START Data
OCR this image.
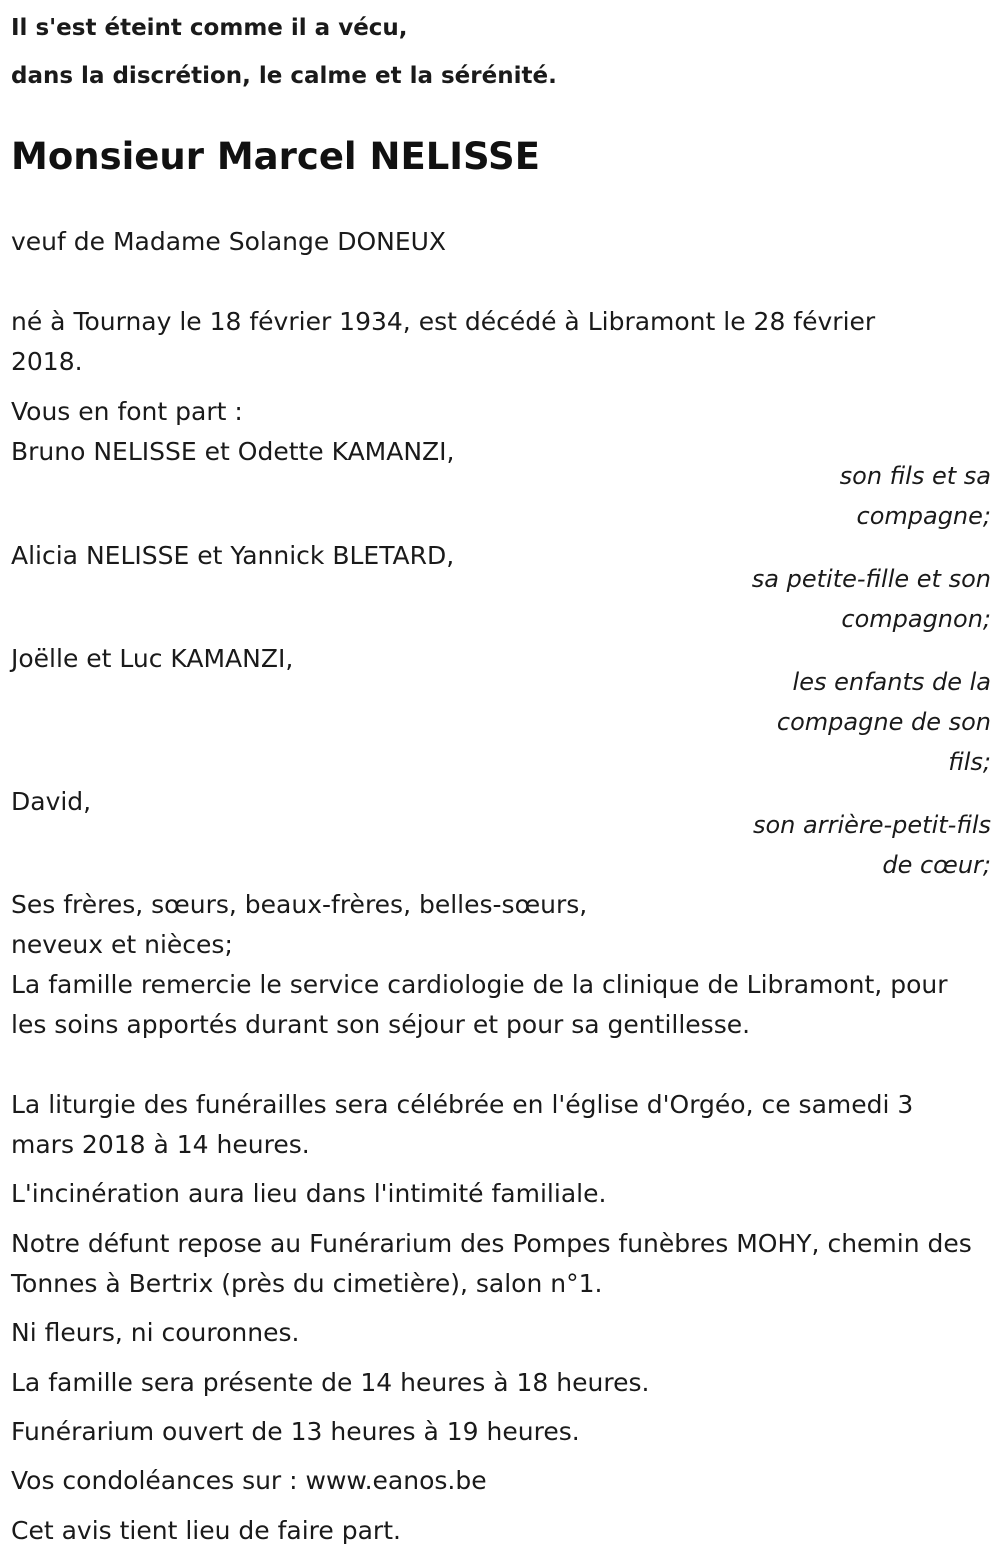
Il s'est éteint comme il a vécu,

dans la discrétion, le calme et la sérénité.

Monsieur Marcel NELISSE

veuf de Madame Solange DONEUX

né à Tournay le 18 février 1934, est décédé à Libramont le 28 février 2018.

Vous en font part :

Bruno NELISSE et Odette KAMANZI,

son fils et sa compagne;

Alicia NELISSE et Yannick BLETARD,

sa petite-fille et son compagnon;

Joëlle et Luc KAMANZI,

les enfants de la compagne de son fils;

David,

son arrière-petit-fils de cœur;

Ses frères, sœurs, beaux-frères, belles-sœurs,

neveux et nièces;

La famille remercie le service cardiologie de la clinique de Libramont, pour les soins apportés durant son séjour et pour sa gentillesse.

La liturgie des funérailles sera célébrée en l'église d'Orgéo, ce samedi 3 mars 2018 à 14 heures.

L'incinération aura lieu dans l'intimité familiale.

Notre défunt repose au Funérarium des Pompes funèbres MOHY, chemin des Tonnes à Bertrix (près du cimetière), salon n°1.

Ni fleurs, ni couronnes.

La famille sera présente de 14 heures à 18 heures.

Funérarium ouvert de 13 heures à 19 heures.

Vos condoléances sur : www.eanos.be

Cet avis tient lieu de faire part.
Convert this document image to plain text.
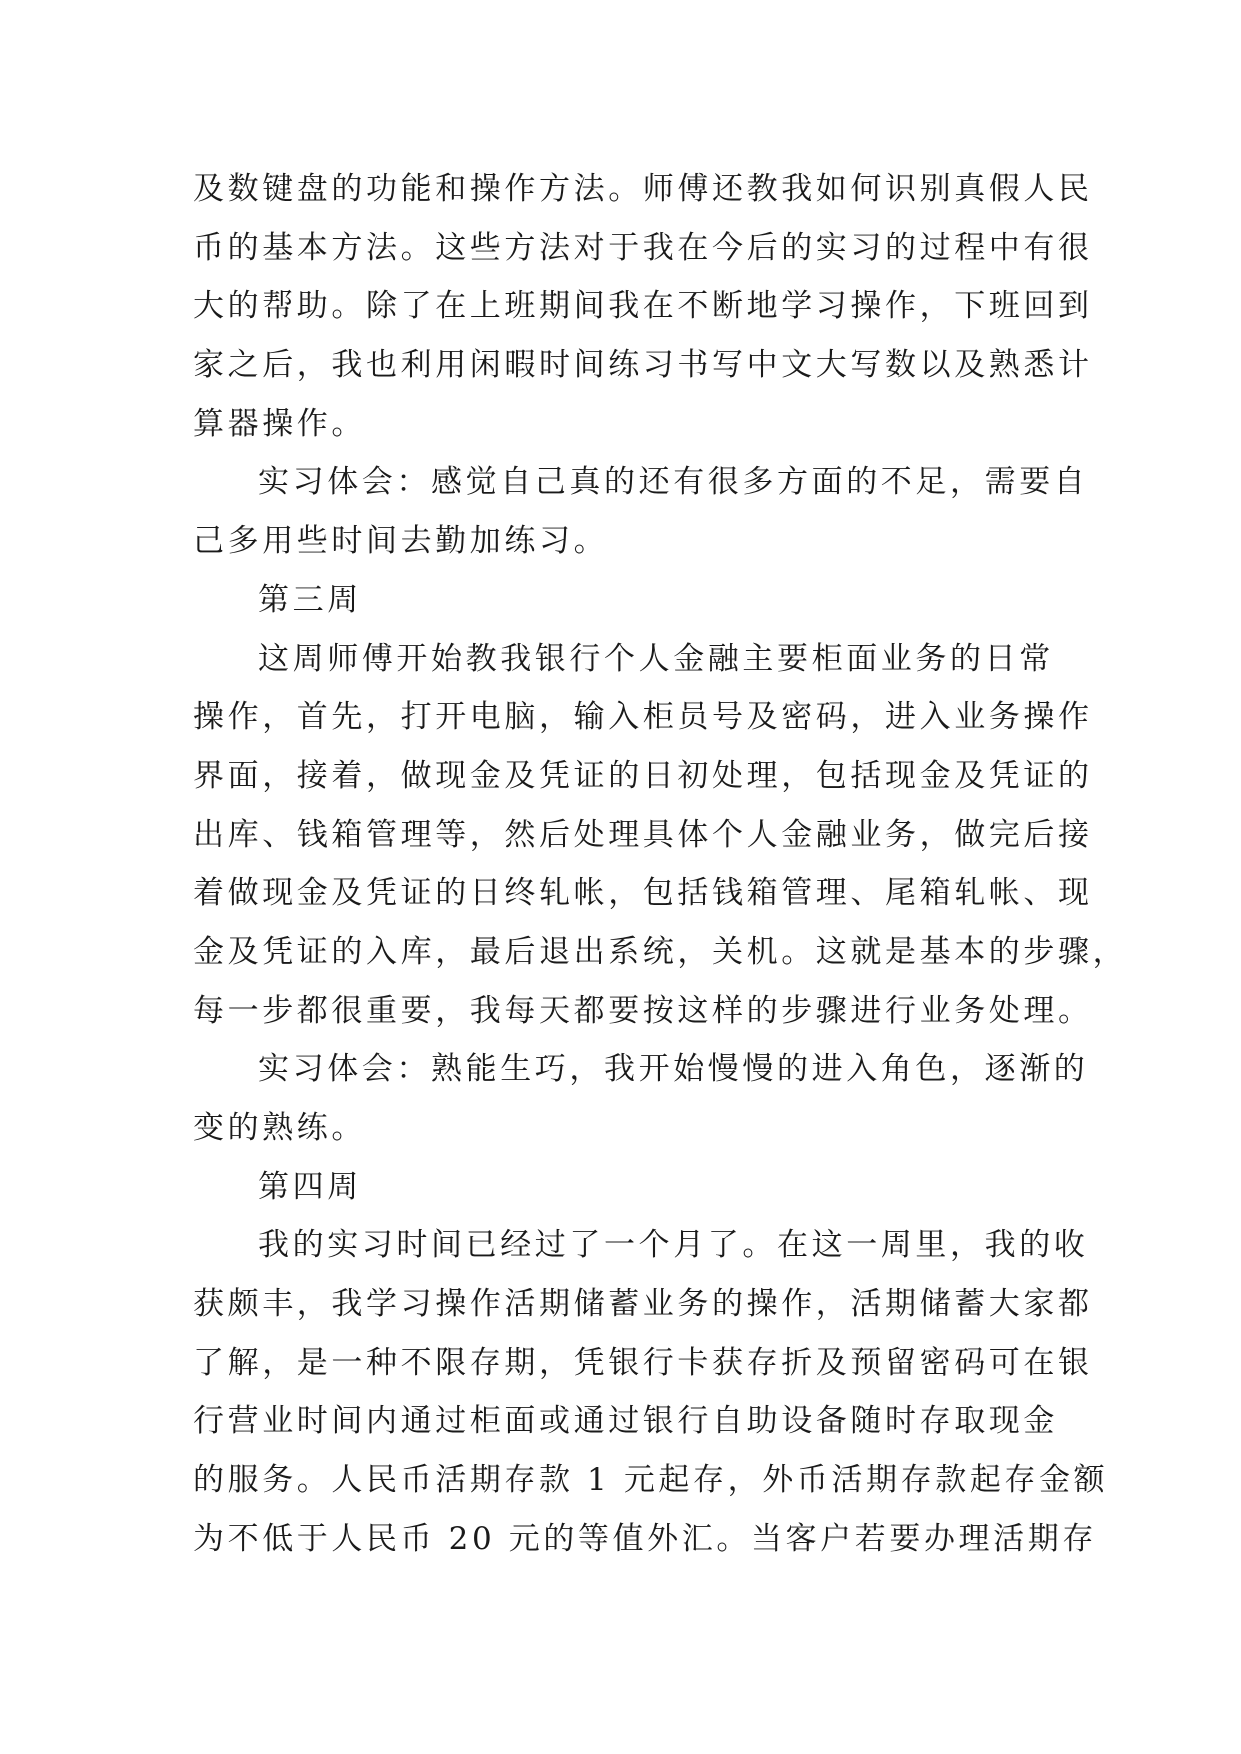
及数键盘的功能和操作方法。师傅还教我如何识别真假人民
币的基本方法。这些方法对于我在今后的实习的过程中有很
大的帮助。除了在上班期间我在不断地学习操作，下班回到
家之后，我也利用闲暇时间练习书写中文大写数以及熟悉计
算器操作。
实习体会：感觉自己真的还有很多方面的不足，需要自
己多用些时间去勤加练习。
第三周
这周师傅开始教我银行个人金融主要柜面业务的日常
操作，首先，打开电脑，输入柜员号及密码，进入业务操作
界面，接着，做现金及凭证的日初处理，包括现金及凭证的
出库、钱箱管理等，然后处理具体个人金融业务，做完后接
着做现金及凭证的日终轧帐，包括钱箱管理、尾箱轧帐、现
金及凭证的入库，最后退出系统，关机。这就是基本的步骤，
每一步都很重要，我每天都要按这样的步骤进行业务处理。
实习体会：熟能生巧，我开始慢慢的进入角色，逐渐的
变的熟练。
第四周
我的实习时间已经过了一个月了。在这一周里，我的收
获颇丰，我学习操作活期储蓄业务的操作，活期储蓄大家都
了解，是一种不限存期，凭银行卡获存折及预留密码可在银
行营业时间内通过柜面或通过银行自助设备随时存取现金
的服务。人民币活期存款 1 元起存，外币活期存款起存金额
为不低于人民币 20 元的等值外汇。当客户若要办理活期存
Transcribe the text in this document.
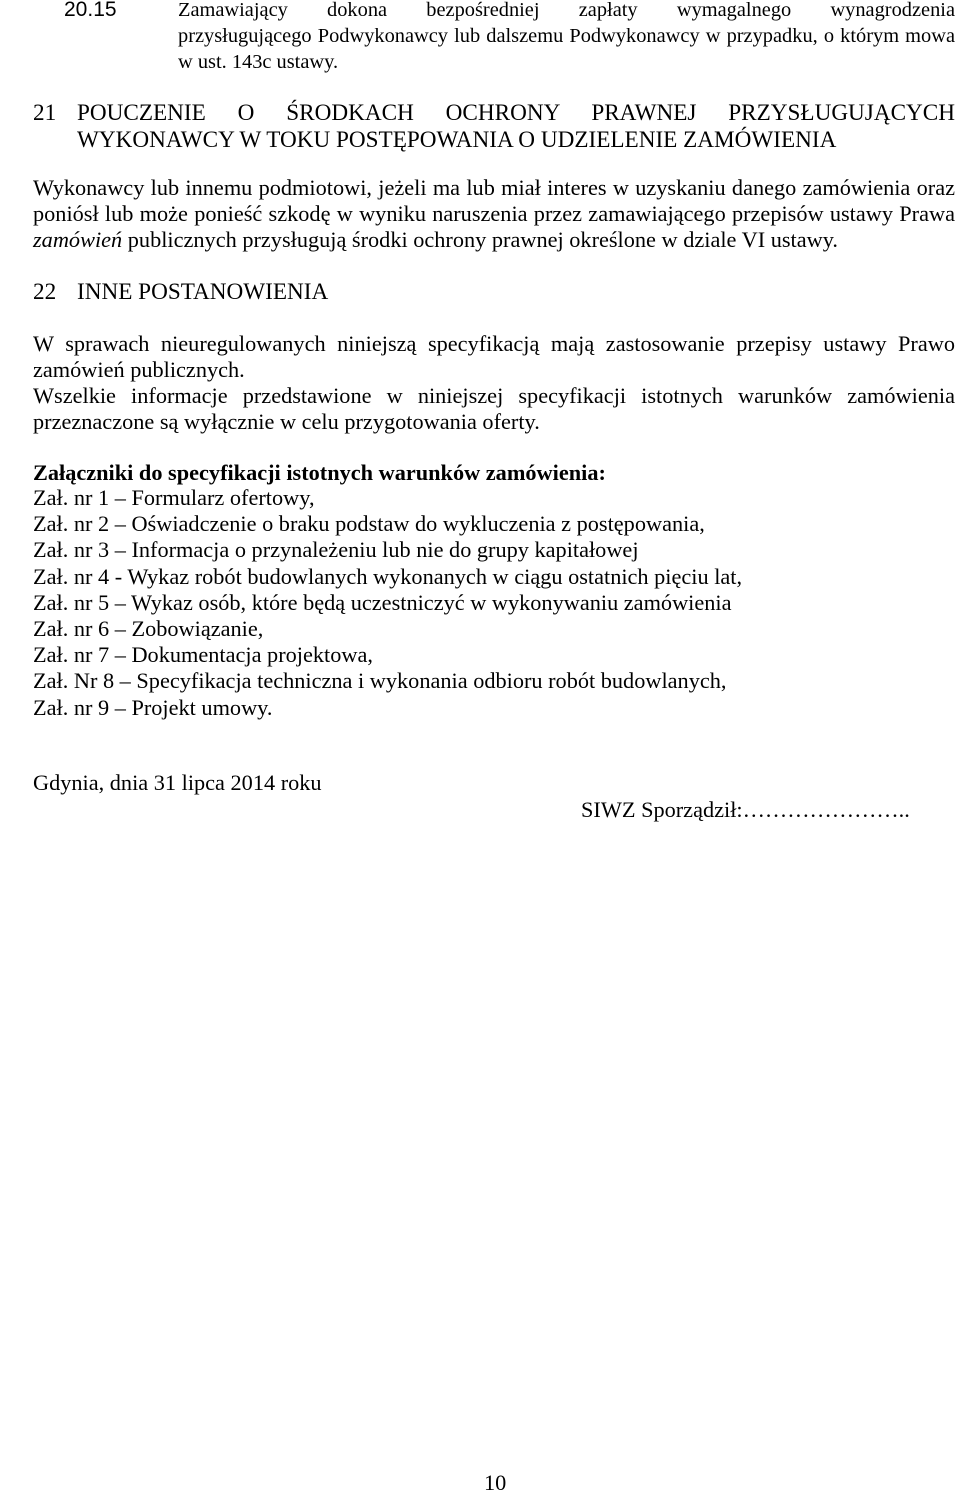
20.15	Zamawiający dokona bezpośredniej zapłaty wymagalnego wynagrodzenia
przysługującego Podwykonawcy lub dalszemu Podwykonawcy w przypadku, o którym mowa
w ust. 143c ustawy.
21 POUCZENIE O ŚRODKACH OCHRONY PRAWNEJ PRZYSŁUGUJĄCYCH
WYKONAWCY W TOKU POSTĘPOWANIA O UDZIELENIE ZAMÓWIENIA
Wykonawcy lub innemu podmiotowi, jeżeli ma lub miał interes w uzyskaniu danego zamówienia oraz
poniósł lub może ponieść szkodę w wyniku naruszenia przez zamawiającego przepisów ustawy Prawa
zamówień publicznych przysługują środki ochrony prawnej określone w dziale VI ustawy.
22 INNE POSTANOWIENIA
W sprawach nieuregulowanych niniejszą specyfikacją mają zastosowanie przepisy ustawy Prawo
zamówień publicznych.
Wszelkie informacje przedstawione w niniejszej specyfikacji istotnych warunków zamówienia
przeznaczone są wyłącznie w celu przygotowania oferty.
Załączniki do specyfikacji istotnych warunków zamówienia:
Zał. nr 1 – Formularz ofertowy,
Zał. nr 2 – Oświadczenie o braku podstaw do wykluczenia z postępowania,
Zał. nr 3 – Informacja o przynależeniu lub nie do grupy kapitałowej
Zał. nr 4 - Wykaz robót budowlanych wykonanych w ciągu ostatnich pięciu lat,
Zał. nr 5 – Wykaz osób, które będą uczestniczyć w wykonywaniu zamówienia
Zał. nr 6 – Zobowiązanie,
Zał. nr 7 – Dokumentacja projektowa,
Zał. Nr 8 – Specyfikacja techniczna i wykonania odbioru robót budowlanych,
Zał. nr 9 – Projekt umowy.
Gdynia, dnia 31 lipca 2014 roku
SIWZ Sporządził:…………………..
10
END Data
__Your objective__. Report how many lines of the data hold the string "dans"; give only the number.

__Response__. 2